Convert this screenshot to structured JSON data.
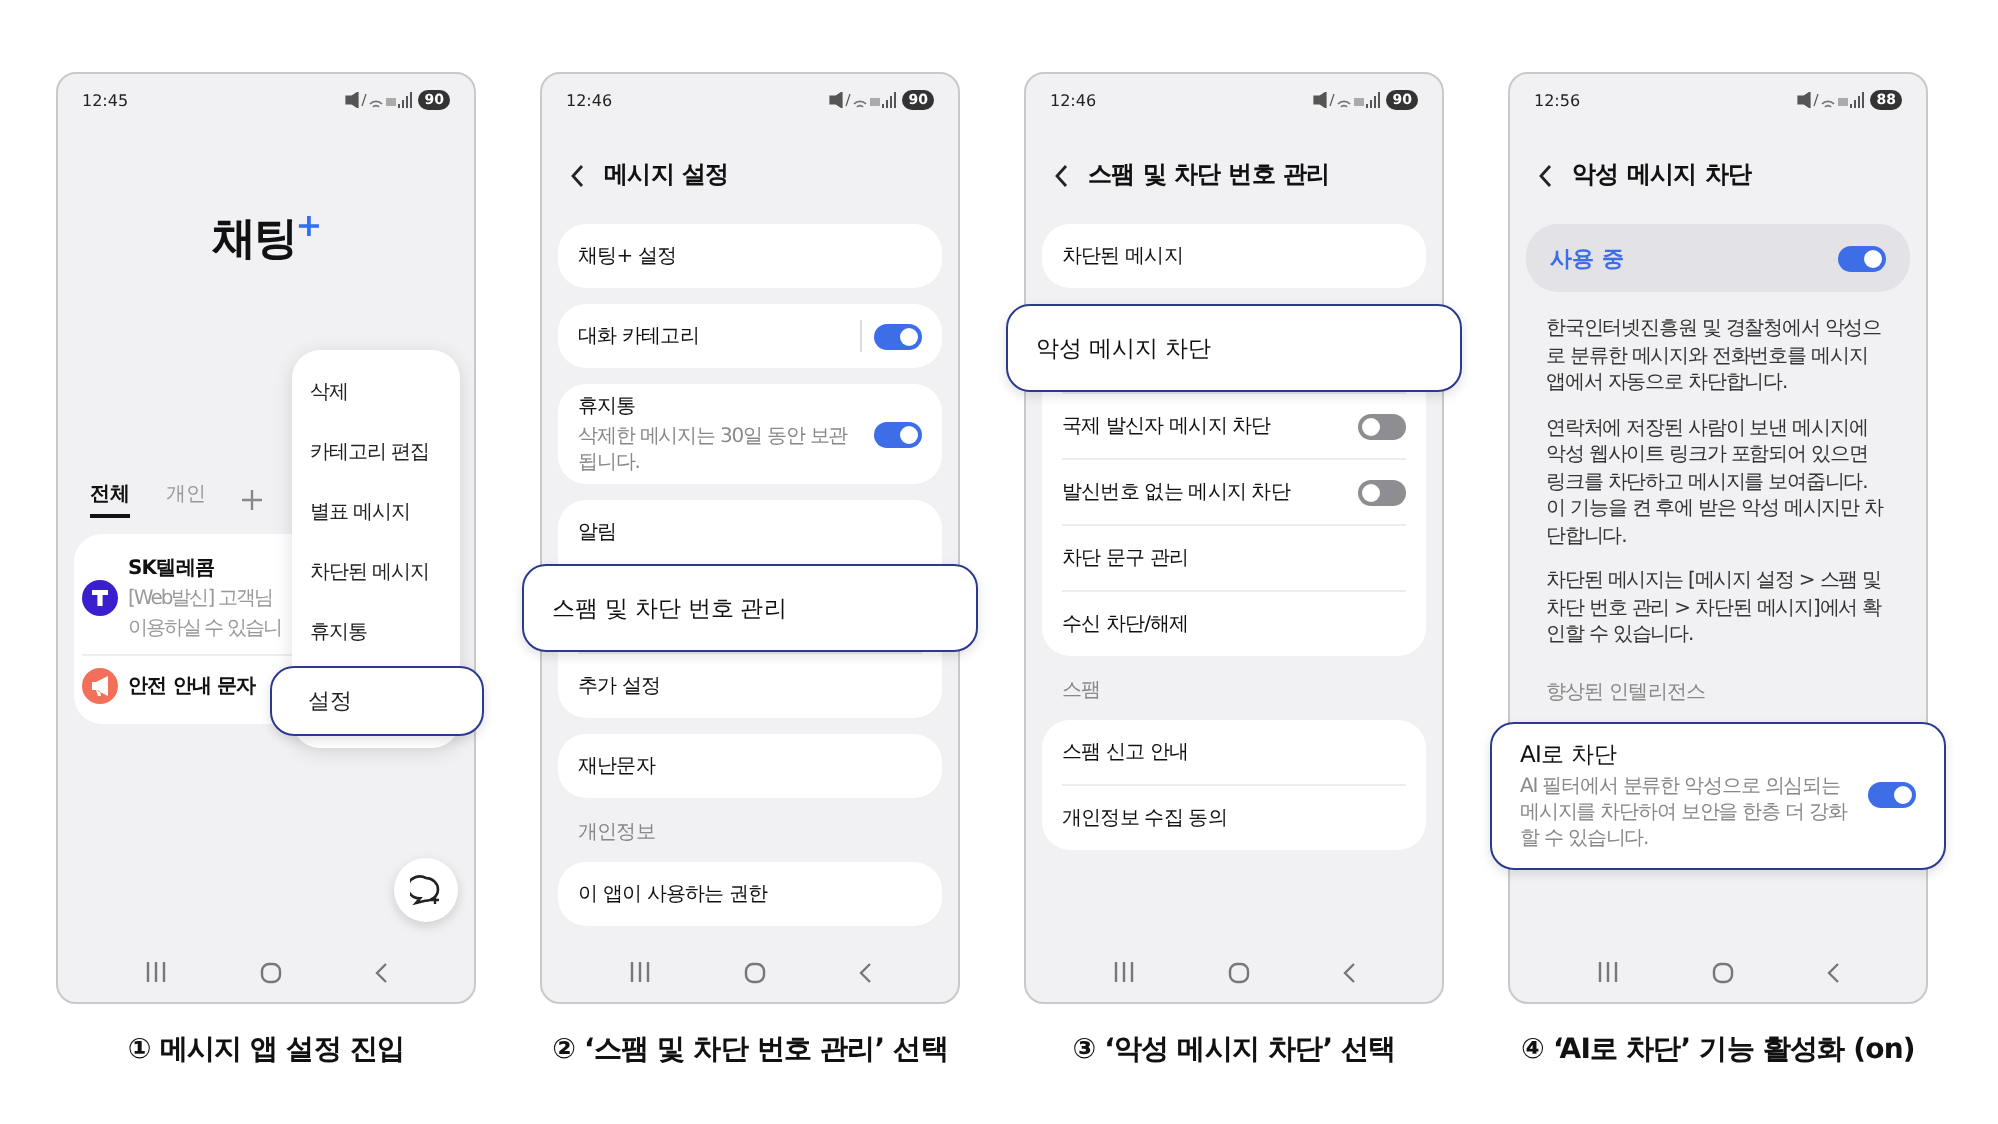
{
  "screens": [
    {
      "kind": "home",
      "time": "12:45",
      "battery": "90",
      "logo": {
        "text": "채팅",
        "mark": "+"
      },
      "tabs": [
        {
          "label": "전체",
          "selected": true
        },
        {
          "label": "개인",
          "selected": false
        }
      ],
      "chats": [
        {
          "kind": "brand",
          "name": "SK텔레콤",
          "preview": [
            "[Web발신] 고객님",
            "이용하실 수 있습니"
          ],
          "color": "#3a1fd0"
        },
        {
          "kind": "alert",
          "name": "안전 안내 문자",
          "color": "#f2705a"
        }
      ],
      "menu": [
        {
          "label": "삭제",
          "highlighted": false
        },
        {
          "label": "카테고리 편집",
          "highlighted": false
        },
        {
          "label": "별표 메시지",
          "highlighted": false
        },
        {
          "label": "차단된 메시지",
          "highlighted": false
        },
        {
          "label": "휴지통",
          "highlighted": false
        },
        {
          "label": "설정",
          "highlighted": true
        }
      ],
      "caption": "① 메시지 앱 설정 진입"
    },
    {
      "kind": "settings",
      "time": "12:46",
      "battery": "90",
      "title": "메시지 설정",
      "blocks": [
        {
          "kind": "card",
          "items": [
            {
              "label": "채팅+ 설정",
              "highlighted": false
            }
          ]
        },
        {
          "kind": "card",
          "items": [
            {
              "label": "대화 카테고리",
              "on": true,
              "split": true,
              "highlighted": false
            }
          ]
        },
        {
          "kind": "card",
          "items": [
            {
              "label": "휴지통",
              "sub": "삭제한 메시지는 30일 동안 보관됩니다.",
              "on": true,
              "highlighted": false
            }
          ]
        },
        {
          "kind": "card",
          "items": [
            {
              "label": "알림",
              "highlighted": false
            },
            {
              "label": "스팸 및 차단 번호 관리",
              "highlighted": true
            },
            {
              "label": "추가 설정",
              "highlighted": false
            }
          ]
        },
        {
          "kind": "card",
          "items": [
            {
              "label": "재난문자",
              "highlighted": false
            }
          ]
        },
        {
          "kind": "header",
          "text": "개인정보"
        },
        {
          "kind": "card",
          "items": [
            {
              "label": "이 앱이 사용하는 권한",
              "highlighted": false
            }
          ]
        },
        {
          "kind": "stub"
        }
      ],
      "caption": "② ‘스팸 및 차단 번호 관리’ 선택"
    },
    {
      "kind": "settings",
      "time": "12:46",
      "battery": "90",
      "title": "스팸 및 차단 번호 관리",
      "blocks": [
        {
          "kind": "card",
          "items": [
            {
              "label": "차단된 메시지",
              "highlighted": false
            }
          ]
        },
        {
          "kind": "card",
          "items": [
            {
              "label": "악성 메시지 차단",
              "highlighted": true
            },
            {
              "label": "국제 발신자 메시지 차단",
              "on": false,
              "highlighted": false
            },
            {
              "label": "발신번호 없는 메시지 차단",
              "on": false,
              "highlighted": false
            },
            {
              "label": "차단 문구 관리",
              "highlighted": false
            },
            {
              "label": "수신 차단/해제",
              "highlighted": false
            }
          ]
        },
        {
          "kind": "header",
          "text": "스팸"
        },
        {
          "kind": "card",
          "items": [
            {
              "label": "스팸 신고 안내",
              "highlighted": false
            },
            {
              "label": "개인정보 수집 동의",
              "highlighted": false
            }
          ]
        }
      ],
      "caption": "③ ‘악성 메시지 차단’ 선택"
    },
    {
      "kind": "settings",
      "time": "12:56",
      "battery": "88",
      "title": "악성 메시지 차단",
      "blocks": [
        {
          "kind": "master",
          "label": "사용 중",
          "on": true
        },
        {
          "kind": "notes",
          "paragraphs": [
            "한국인터넷진흥원 및 경찰청에서 악성으로 분류한 메시지와 전화번호를 메시지 앱에서 자동으로 차단합니다.",
            "연락처에 저장된 사람이 보낸 메시지에 악성 웹사이트 링크가 포함되어 있으면 링크를 차단하고 메시지를 보여줍니다. 이 기능을 켠 후에 받은 악성 메시지만 차단합니다.",
            "차단된 메시지는 [메시지 설정 > 스팸 및 차단 번호 관리 > 차단된 메시지]에서 확인할 수 있습니다."
          ]
        },
        {
          "kind": "header",
          "text": "향상된 인텔리전스"
        },
        {
          "kind": "card",
          "items": [
            {
              "label": "AI로 차단",
              "sub": "AI 필터에서 분류한 악성으로 의심되는 메시지를 차단하여 보안을 한층 더 강화할 수 있습니다.",
              "on": true,
              "highlighted": true
            }
          ]
        }
      ],
      "caption": "④ ‘AI로 차단’ 기능 활성화 (on)"
    }
  ]
}
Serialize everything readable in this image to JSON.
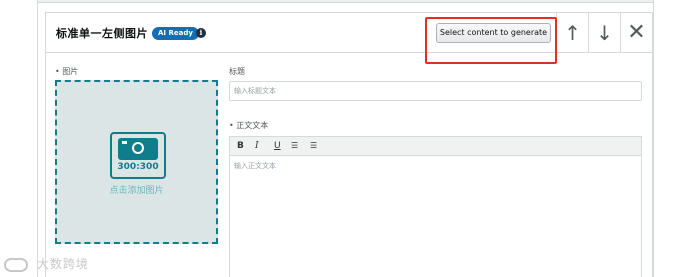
{
  "module": {
    "title": "标准单一左侧图片",
    "ai_badge": "AI Ready",
    "info_icon": "i",
    "generate_button": "Select content to generate",
    "controls": {
      "move_up": "↑",
      "move_down": "↓",
      "remove": "✕"
    }
  },
  "image_field": {
    "required_mark": "•",
    "label": "图片",
    "dimensions": "300:300",
    "add_text": "点击添加图片"
  },
  "headline_field": {
    "label": "标题",
    "placeholder": "输入标题文本"
  },
  "body_field": {
    "required_mark": "•",
    "label": "正文文本",
    "placeholder": "输入正文文本",
    "toolbar": {
      "bold": "B",
      "italic": "I",
      "underline": "U",
      "bullet_list": "☰",
      "numbered_list": "☰"
    }
  },
  "watermark": {
    "text": "大数跨境"
  },
  "colors": {
    "accent_teal": "#0f7d8c",
    "badge_blue": "#146eb4",
    "highlight_red": "#e0301e"
  }
}
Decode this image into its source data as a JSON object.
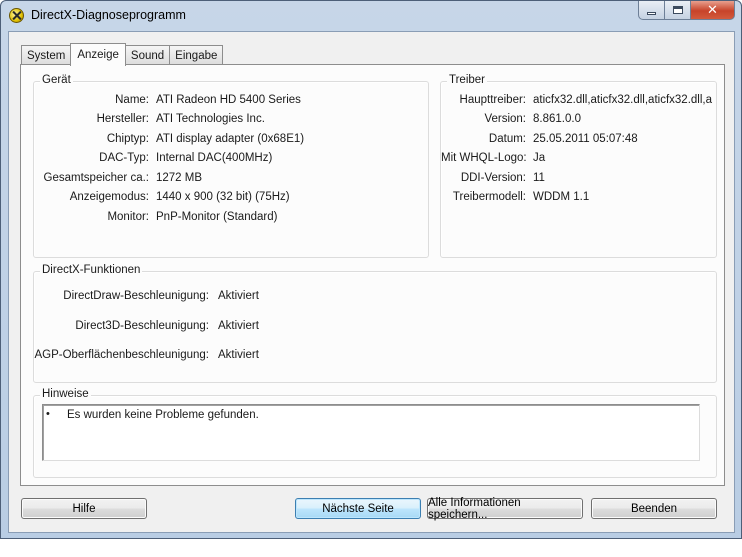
{
  "window": {
    "title": "DirectX-Diagnoseprogramm",
    "app_icon": "directx-icon",
    "caption": {
      "close_label": "✕"
    }
  },
  "tabs": [
    {
      "label": "System",
      "active": false
    },
    {
      "label": "Anzeige",
      "active": true
    },
    {
      "label": "Sound",
      "active": false
    },
    {
      "label": "Eingabe",
      "active": false
    }
  ],
  "device": {
    "title": "Gerät",
    "rows": [
      {
        "label": "Name:",
        "value": "ATI Radeon HD 5400 Series"
      },
      {
        "label": "Hersteller:",
        "value": "ATI Technologies Inc."
      },
      {
        "label": "Chiptyp:",
        "value": "ATI display adapter (0x68E1)"
      },
      {
        "label": "DAC-Typ:",
        "value": "Internal DAC(400MHz)"
      },
      {
        "label": "Gesamtspeicher ca.:",
        "value": "1272 MB"
      },
      {
        "label": "Anzeigemodus:",
        "value": "1440 x 900 (32 bit) (75Hz)"
      },
      {
        "label": "Monitor:",
        "value": "PnP-Monitor (Standard)"
      }
    ]
  },
  "drivers": {
    "title": "Treiber",
    "rows": [
      {
        "label": "Haupttreiber:",
        "value": "aticfx32.dll,aticfx32.dll,aticfx32.dll,a"
      },
      {
        "label": "Version:",
        "value": "8.861.0.0"
      },
      {
        "label": "Datum:",
        "value": "25.05.2011 05:07:48"
      },
      {
        "label": "Mit WHQL-Logo:",
        "value": "Ja"
      },
      {
        "label": "DDI-Version:",
        "value": "11"
      },
      {
        "label": "Treibermodell:",
        "value": "WDDM 1.1"
      }
    ]
  },
  "features": {
    "title": "DirectX-Funktionen",
    "rows": [
      {
        "label": "DirectDraw-Beschleunigung:",
        "value": "Aktiviert"
      },
      {
        "label": "Direct3D-Beschleunigung:",
        "value": "Aktiviert"
      },
      {
        "label": "AGP-Oberflächenbeschleunigung:",
        "value": "Aktiviert"
      }
    ]
  },
  "notes": {
    "title": "Hinweise",
    "bullet": "•",
    "items": [
      "Es wurden keine Probleme gefunden."
    ]
  },
  "buttons": {
    "help": "Hilfe",
    "next": "Nächste Seite",
    "save_all": "Alle Informationen speichern...",
    "exit": "Beenden"
  }
}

========================================

### Task description
List every line above that contains the word "this".

### Answer for the task
Convert this screenshot to structured JSON data.
Serialize everything readable in this image to JSON.
Decode this image into its source data as a JSON object.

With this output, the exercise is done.